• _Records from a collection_

───

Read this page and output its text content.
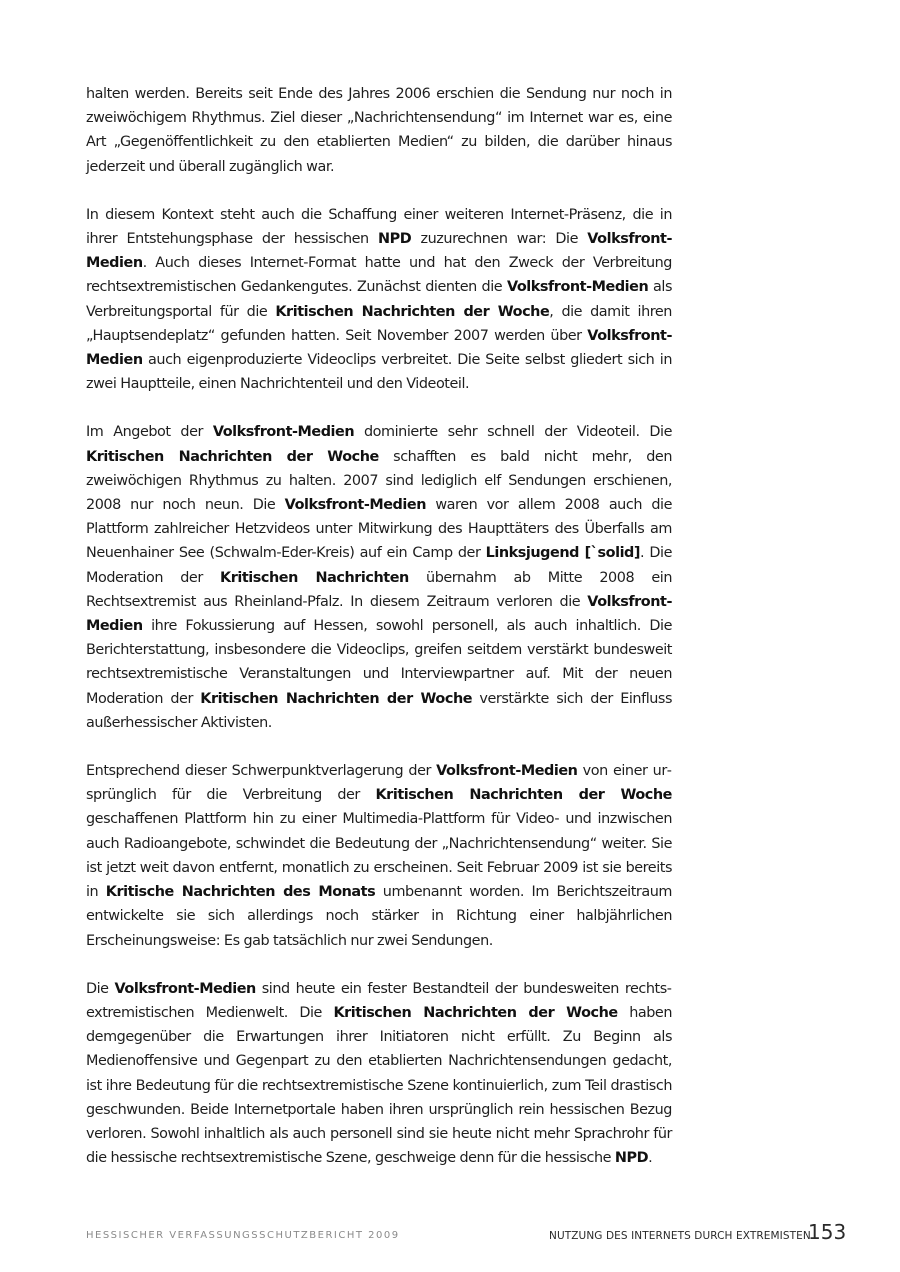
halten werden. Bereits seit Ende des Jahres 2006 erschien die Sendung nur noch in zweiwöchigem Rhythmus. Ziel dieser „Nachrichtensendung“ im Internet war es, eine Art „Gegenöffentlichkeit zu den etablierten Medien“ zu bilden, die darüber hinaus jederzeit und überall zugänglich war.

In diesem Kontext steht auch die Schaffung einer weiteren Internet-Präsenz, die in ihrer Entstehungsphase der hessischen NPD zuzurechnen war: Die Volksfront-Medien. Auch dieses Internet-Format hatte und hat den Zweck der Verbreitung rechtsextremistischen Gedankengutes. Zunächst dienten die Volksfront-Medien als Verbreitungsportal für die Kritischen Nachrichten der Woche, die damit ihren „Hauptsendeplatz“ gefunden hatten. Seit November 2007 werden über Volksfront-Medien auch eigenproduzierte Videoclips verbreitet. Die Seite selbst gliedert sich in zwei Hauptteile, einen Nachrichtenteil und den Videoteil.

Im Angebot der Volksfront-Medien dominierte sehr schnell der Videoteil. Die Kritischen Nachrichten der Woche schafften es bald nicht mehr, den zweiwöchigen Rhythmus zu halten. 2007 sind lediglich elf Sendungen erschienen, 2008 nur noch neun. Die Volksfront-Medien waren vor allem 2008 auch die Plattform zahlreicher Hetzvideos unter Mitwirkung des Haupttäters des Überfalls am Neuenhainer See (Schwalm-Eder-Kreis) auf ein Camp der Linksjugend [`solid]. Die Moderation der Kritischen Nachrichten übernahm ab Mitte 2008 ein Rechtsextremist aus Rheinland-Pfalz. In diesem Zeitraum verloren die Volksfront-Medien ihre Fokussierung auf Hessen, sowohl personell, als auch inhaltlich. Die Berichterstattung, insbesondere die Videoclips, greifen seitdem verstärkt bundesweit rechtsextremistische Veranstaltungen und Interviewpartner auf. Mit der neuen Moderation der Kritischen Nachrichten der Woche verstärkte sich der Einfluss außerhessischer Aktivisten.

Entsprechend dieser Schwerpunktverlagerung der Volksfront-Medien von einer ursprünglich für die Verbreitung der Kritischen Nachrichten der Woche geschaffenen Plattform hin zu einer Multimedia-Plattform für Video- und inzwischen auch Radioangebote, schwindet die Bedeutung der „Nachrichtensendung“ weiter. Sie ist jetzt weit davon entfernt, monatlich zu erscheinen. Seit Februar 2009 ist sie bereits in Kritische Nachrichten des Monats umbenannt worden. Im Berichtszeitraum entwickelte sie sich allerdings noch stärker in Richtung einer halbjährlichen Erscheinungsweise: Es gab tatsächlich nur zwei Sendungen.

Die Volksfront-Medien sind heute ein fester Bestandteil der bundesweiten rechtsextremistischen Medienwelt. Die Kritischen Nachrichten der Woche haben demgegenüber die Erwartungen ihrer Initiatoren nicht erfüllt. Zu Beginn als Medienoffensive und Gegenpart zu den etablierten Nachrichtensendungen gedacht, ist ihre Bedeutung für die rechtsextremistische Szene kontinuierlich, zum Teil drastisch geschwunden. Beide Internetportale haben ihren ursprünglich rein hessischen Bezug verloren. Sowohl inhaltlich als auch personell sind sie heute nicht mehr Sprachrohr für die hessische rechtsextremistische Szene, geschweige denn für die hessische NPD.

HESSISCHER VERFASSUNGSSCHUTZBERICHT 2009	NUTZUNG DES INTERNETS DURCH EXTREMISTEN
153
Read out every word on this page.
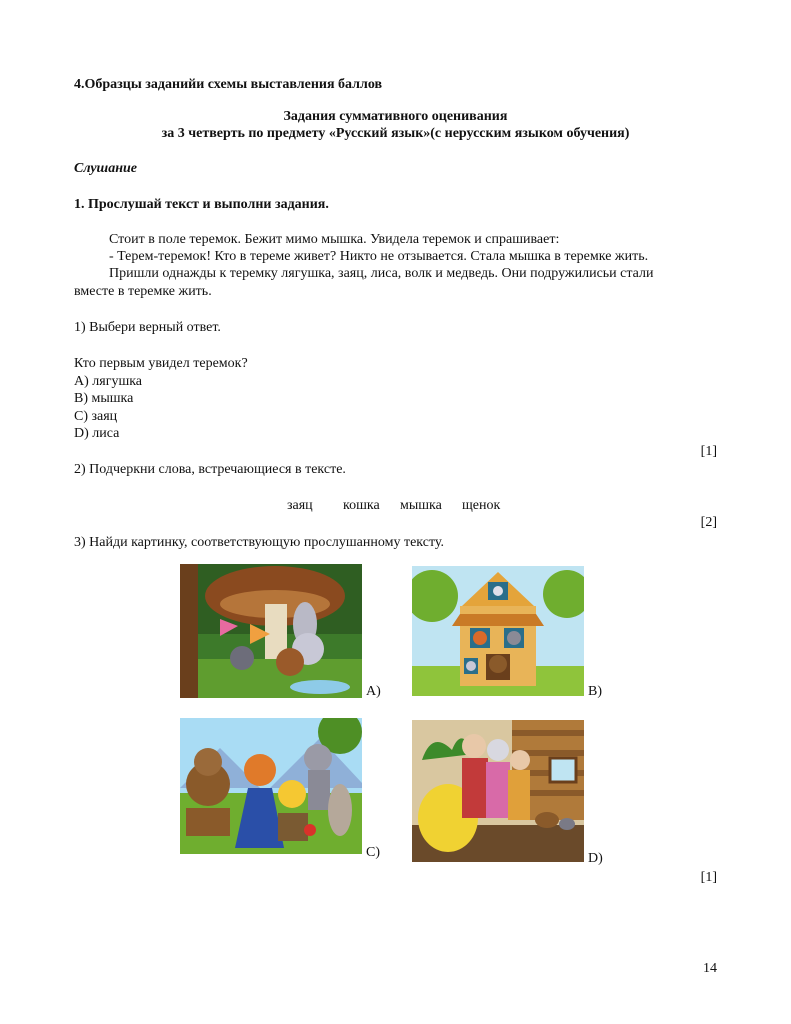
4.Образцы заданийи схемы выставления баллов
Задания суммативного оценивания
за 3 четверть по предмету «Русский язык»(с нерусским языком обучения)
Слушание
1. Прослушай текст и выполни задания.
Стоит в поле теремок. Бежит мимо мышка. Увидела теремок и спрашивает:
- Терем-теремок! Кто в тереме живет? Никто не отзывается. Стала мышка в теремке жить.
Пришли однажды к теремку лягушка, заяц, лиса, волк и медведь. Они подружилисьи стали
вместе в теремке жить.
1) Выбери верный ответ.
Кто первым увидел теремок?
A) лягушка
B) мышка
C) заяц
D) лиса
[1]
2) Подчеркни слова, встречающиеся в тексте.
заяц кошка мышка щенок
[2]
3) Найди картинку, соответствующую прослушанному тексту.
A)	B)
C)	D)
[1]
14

───

• _To be done_
Using the records above, pull out each line where the word "жить" occurs.

• _Reply_
- Терем-теремок! Кто в тереме живет? Никто не отзывается. Стала мышка в теремке жить.
вместе в теремке жить.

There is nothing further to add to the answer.